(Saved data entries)
- - -

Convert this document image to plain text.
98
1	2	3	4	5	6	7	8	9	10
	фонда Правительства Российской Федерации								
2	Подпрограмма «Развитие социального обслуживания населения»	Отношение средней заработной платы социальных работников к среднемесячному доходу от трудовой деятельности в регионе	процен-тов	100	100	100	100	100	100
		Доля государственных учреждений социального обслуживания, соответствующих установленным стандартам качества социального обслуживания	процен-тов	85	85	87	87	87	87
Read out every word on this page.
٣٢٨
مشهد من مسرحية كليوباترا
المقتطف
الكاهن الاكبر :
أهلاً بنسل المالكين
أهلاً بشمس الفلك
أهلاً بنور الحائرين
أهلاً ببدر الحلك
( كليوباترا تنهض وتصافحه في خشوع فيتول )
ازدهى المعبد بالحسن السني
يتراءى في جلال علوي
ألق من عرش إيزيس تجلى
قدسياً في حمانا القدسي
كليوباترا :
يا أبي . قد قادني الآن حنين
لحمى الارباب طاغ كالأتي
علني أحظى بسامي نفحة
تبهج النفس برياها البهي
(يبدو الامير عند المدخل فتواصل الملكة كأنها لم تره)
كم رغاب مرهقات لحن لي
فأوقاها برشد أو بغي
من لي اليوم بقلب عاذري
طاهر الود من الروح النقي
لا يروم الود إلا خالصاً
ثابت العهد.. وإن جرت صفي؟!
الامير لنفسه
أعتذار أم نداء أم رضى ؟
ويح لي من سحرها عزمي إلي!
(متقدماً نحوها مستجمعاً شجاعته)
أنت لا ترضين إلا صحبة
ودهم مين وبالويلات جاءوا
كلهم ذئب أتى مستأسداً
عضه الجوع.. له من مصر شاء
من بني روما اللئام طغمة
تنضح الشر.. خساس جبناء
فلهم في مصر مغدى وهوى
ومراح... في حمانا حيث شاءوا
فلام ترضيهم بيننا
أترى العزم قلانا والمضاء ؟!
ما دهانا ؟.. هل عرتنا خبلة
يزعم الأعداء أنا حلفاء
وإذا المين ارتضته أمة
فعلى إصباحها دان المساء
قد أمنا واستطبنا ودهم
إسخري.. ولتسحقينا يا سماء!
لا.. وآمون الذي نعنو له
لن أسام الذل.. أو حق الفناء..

- - -

## The exercise
Exactly as shown, repeat every record.

## The completed task
Convert this document image to plain text.
98
1	2	3	4	5	6	7	8	9	10
	фонда Правительства Российской Федерации								
2	Подпрограмма «Развитие социального обслуживания населения»	Отношение средней заработной платы социальных работников к среднемесячному доходу от трудовой деятельности в регионе	процен-тов	100	100	100	100	100	100
		Доля государственных учреждений социального обслуживания, соответствующих установленным стандартам качества социального обслуживания	процен-тов	85	85	87	87	87	87
Read out every word on this page.
٣٢٨
مشهد من مسرحية كليوباترا
المقتطف
الكاهن الاكبر :
أهلاً بنسل المالكين
أهلاً بشمس الفلك
أهلاً بنور الحائرين
أهلاً ببدر الحلك
( كليوباترا تنهض وتصافحه في خشوع فيتول )
ازدهى المعبد بالحسن السني
يتراءى في جلال علوي
ألق من عرش إيزيس تجلى
قدسياً في حمانا القدسي
كليوباترا :
يا أبي . قد قادني الآن حنين
لحمى الارباب طاغ كالأتي
علني أحظى بسامي نفحة
تبهج النفس برياها البهي
(يبدو الامير عند المدخل فتواصل الملكة كأنها لم تره)
كم رغاب مرهقات لحن لي
فأوقاها برشد أو بغي
من لي اليوم بقلب عاذري
طاهر الود من الروح النقي
لا يروم الود إلا خالصاً
ثابت العهد.. وإن جرت صفي؟!
الامير لنفسه
أعتذار أم نداء أم رضى ؟
ويح لي من سحرها عزمي إلي!
(متقدماً نحوها مستجمعاً شجاعته)
أنت لا ترضين إلا صحبة
ودهم مين وبالويلات جاءوا
كلهم ذئب أتى مستأسداً
عضه الجوع.. له من مصر شاء
من بني روما اللئام طغمة
تنضح الشر.. خساس جبناء
فلهم في مصر مغدى وهوى
ومراح... في حمانا حيث شاءوا
فلام ترضيهم بيننا
أترى العزم قلانا والمضاء ؟!
ما دهانا ؟.. هل عرتنا خبلة
يزعم الأعداء أنا حلفاء
وإذا المين ارتضته أمة
فعلى إصباحها دان المساء
قد أمنا واستطبنا ودهم
إسخري.. ولتسحقينا يا سماء!
لا.. وآمون الذي نعنو له
لن أسام الذل.. أو حق الفناء..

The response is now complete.